▽

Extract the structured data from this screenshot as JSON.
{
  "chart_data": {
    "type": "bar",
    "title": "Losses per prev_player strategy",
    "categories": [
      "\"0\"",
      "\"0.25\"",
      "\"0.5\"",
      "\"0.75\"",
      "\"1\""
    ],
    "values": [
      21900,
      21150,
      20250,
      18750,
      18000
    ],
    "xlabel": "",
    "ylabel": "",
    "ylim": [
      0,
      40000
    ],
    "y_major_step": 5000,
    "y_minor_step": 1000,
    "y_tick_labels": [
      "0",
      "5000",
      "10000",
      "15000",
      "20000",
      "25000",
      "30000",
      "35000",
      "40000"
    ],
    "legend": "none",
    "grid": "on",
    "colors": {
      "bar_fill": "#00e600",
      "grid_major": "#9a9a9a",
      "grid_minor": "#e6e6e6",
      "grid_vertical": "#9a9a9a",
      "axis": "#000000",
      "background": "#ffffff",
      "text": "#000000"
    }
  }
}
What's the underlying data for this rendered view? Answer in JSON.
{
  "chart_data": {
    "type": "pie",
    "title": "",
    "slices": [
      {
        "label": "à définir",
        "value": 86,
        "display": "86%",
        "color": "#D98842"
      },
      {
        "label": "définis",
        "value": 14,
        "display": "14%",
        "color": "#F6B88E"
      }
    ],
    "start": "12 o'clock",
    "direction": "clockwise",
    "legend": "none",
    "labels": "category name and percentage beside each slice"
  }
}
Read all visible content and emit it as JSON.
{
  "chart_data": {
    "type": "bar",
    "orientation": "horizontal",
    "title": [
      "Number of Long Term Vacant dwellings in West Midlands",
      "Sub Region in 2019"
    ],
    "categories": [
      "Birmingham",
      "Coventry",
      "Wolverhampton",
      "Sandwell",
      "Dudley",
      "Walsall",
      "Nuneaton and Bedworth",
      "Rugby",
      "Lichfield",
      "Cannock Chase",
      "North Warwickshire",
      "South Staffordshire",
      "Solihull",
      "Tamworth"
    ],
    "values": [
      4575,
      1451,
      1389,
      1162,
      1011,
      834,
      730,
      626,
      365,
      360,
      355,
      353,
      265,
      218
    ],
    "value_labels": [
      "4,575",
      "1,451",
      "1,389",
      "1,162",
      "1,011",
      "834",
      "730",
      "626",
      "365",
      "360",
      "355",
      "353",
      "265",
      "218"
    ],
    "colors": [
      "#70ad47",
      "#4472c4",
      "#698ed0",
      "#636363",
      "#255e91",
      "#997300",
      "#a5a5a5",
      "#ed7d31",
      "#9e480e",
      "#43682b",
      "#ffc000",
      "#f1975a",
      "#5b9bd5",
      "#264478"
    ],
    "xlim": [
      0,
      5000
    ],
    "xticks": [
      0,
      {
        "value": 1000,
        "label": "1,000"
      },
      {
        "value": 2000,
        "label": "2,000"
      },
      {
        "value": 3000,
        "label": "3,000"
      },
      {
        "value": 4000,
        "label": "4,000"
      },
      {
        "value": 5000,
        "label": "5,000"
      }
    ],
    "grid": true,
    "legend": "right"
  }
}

△

Stated goal:
Type out the material again exactly as presented.

Full answer:
Extract the structured data from this screenshot as JSON.
{
  "chart_data": {
    "type": "bar",
    "title": "Losses per prev_player strategy",
    "categories": [
      "\"0\"",
      "\"0.25\"",
      "\"0.5\"",
      "\"0.75\"",
      "\"1\""
    ],
    "values": [
      21900,
      21150,
      20250,
      18750,
      18000
    ],
    "xlabel": "",
    "ylabel": "",
    "ylim": [
      0,
      40000
    ],
    "y_major_step": 5000,
    "y_minor_step": 1000,
    "y_tick_labels": [
      "0",
      "5000",
      "10000",
      "15000",
      "20000",
      "25000",
      "30000",
      "35000",
      "40000"
    ],
    "legend": "none",
    "grid": "on",
    "colors": {
      "bar_fill": "#00e600",
      "grid_major": "#9a9a9a",
      "grid_minor": "#e6e6e6",
      "grid_vertical": "#9a9a9a",
      "axis": "#000000",
      "background": "#ffffff",
      "text": "#000000"
    }
  }
}
What's the underlying data for this rendered view? Answer in JSON.
{
  "chart_data": {
    "type": "pie",
    "title": "",
    "slices": [
      {
        "label": "à définir",
        "value": 86,
        "display": "86%",
        "color": "#D98842"
      },
      {
        "label": "définis",
        "value": 14,
        "display": "14%",
        "color": "#F6B88E"
      }
    ],
    "start": "12 o'clock",
    "direction": "clockwise",
    "legend": "none",
    "labels": "category name and percentage beside each slice"
  }
}
Read all visible content and emit it as JSON.
{
  "chart_data": {
    "type": "bar",
    "orientation": "horizontal",
    "title": [
      "Number of Long Term Vacant dwellings in West Midlands",
      "Sub Region in 2019"
    ],
    "categories": [
      "Birmingham",
      "Coventry",
      "Wolverhampton",
      "Sandwell",
      "Dudley",
      "Walsall",
      "Nuneaton and Bedworth",
      "Rugby",
      "Lichfield",
      "Cannock Chase",
      "North Warwickshire",
      "South Staffordshire",
      "Solihull",
      "Tamworth"
    ],
    "values": [
      4575,
      1451,
      1389,
      1162,
      1011,
      834,
      730,
      626,
      365,
      360,
      355,
      353,
      265,
      218
    ],
    "value_labels": [
      "4,575",
      "1,451",
      "1,389",
      "1,162",
      "1,011",
      "834",
      "730",
      "626",
      "365",
      "360",
      "355",
      "353",
      "265",
      "218"
    ],
    "colors": [
      "#70ad47",
      "#4472c4",
      "#698ed0",
      "#636363",
      "#255e91",
      "#997300",
      "#a5a5a5",
      "#ed7d31",
      "#9e480e",
      "#43682b",
      "#ffc000",
      "#f1975a",
      "#5b9bd5",
      "#264478"
    ],
    "xlim": [
      0,
      5000
    ],
    "xticks": [
      0,
      {
        "value": 1000,
        "label": "1,000"
      },
      {
        "value": 2000,
        "label": "2,000"
      },
      {
        "value": 3000,
        "label": "3,000"
      },
      {
        "value": 4000,
        "label": "4,000"
      },
      {
        "value": 5000,
        "label": "5,000"
      }
    ],
    "grid": true,
    "legend": "right"
  }
}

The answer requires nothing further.